▶ **Goal**: Below are entries to be transcribed exactly; exclude the pictures from the copy.

▶ **Supplied information**:
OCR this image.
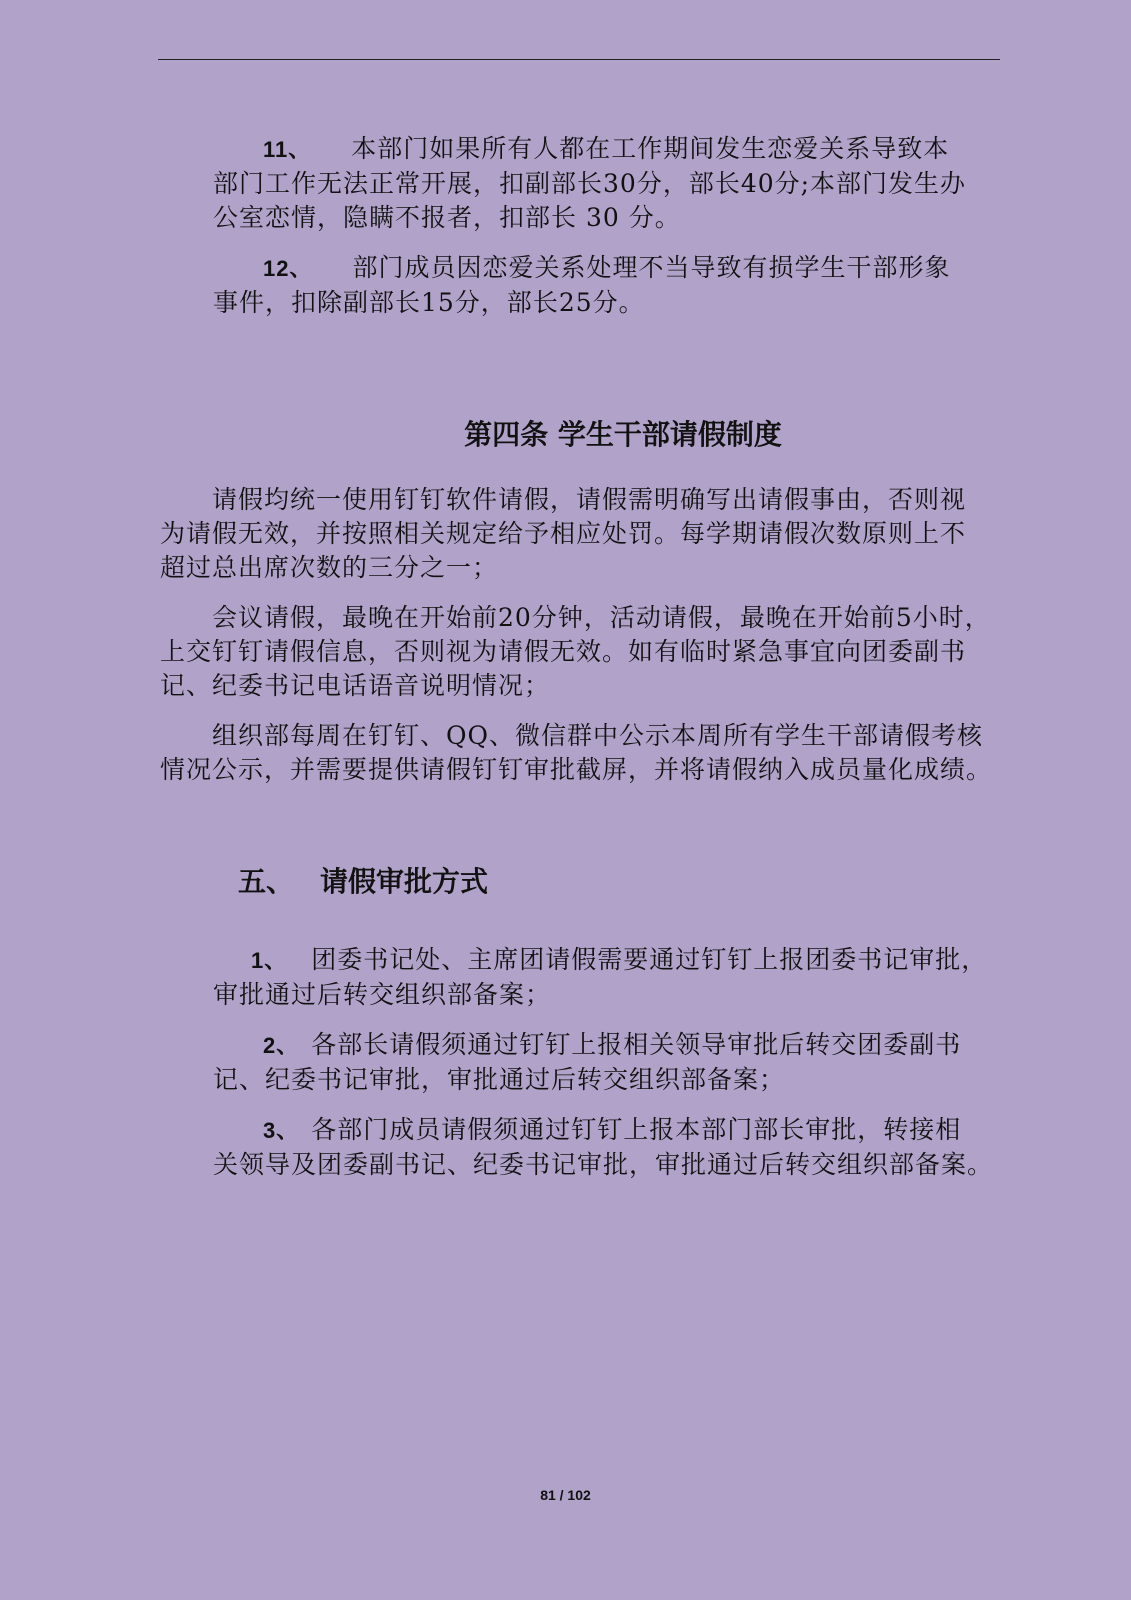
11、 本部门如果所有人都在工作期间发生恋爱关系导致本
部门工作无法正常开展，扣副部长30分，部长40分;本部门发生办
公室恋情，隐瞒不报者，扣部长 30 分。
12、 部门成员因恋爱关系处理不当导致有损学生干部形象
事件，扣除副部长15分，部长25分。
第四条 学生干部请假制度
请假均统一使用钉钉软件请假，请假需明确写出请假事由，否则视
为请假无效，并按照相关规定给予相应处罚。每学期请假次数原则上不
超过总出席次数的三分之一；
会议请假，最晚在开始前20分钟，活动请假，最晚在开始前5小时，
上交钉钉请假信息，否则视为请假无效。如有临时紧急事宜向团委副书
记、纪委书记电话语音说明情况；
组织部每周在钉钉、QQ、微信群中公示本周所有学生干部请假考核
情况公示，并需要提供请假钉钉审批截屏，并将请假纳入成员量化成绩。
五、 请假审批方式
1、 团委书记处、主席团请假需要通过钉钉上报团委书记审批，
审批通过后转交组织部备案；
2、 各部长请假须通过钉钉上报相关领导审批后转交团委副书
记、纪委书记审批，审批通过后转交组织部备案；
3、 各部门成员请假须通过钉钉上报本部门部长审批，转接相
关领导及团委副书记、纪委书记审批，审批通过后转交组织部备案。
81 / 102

▶ **Right answer**:
OCR this image.
11、 本部门如果所有人都在工作期间发生恋爱关系导致本
部门工作无法正常开展，扣副部长30分，部长40分;本部门发生办
公室恋情，隐瞒不报者，扣部长 30 分。
12、 部门成员因恋爱关系处理不当导致有损学生干部形象
事件，扣除副部长15分，部长25分。
第四条 学生干部请假制度
请假均统一使用钉钉软件请假，请假需明确写出请假事由，否则视
为请假无效，并按照相关规定给予相应处罚。每学期请假次数原则上不
超过总出席次数的三分之一；
会议请假，最晚在开始前20分钟，活动请假，最晚在开始前5小时，
上交钉钉请假信息，否则视为请假无效。如有临时紧急事宜向团委副书
记、纪委书记电话语音说明情况；
组织部每周在钉钉、QQ、微信群中公示本周所有学生干部请假考核
情况公示，并需要提供请假钉钉审批截屏，并将请假纳入成员量化成绩。
五、 请假审批方式
1、 团委书记处、主席团请假需要通过钉钉上报团委书记审批，
审批通过后转交组织部备案；
2、 各部长请假须通过钉钉上报相关领导审批后转交团委副书
记、纪委书记审批，审批通过后转交组织部备案；
3、 各部门成员请假须通过钉钉上报本部门部长审批，转接相
关领导及团委副书记、纪委书记审批，审批通过后转交组织部备案。
81 / 102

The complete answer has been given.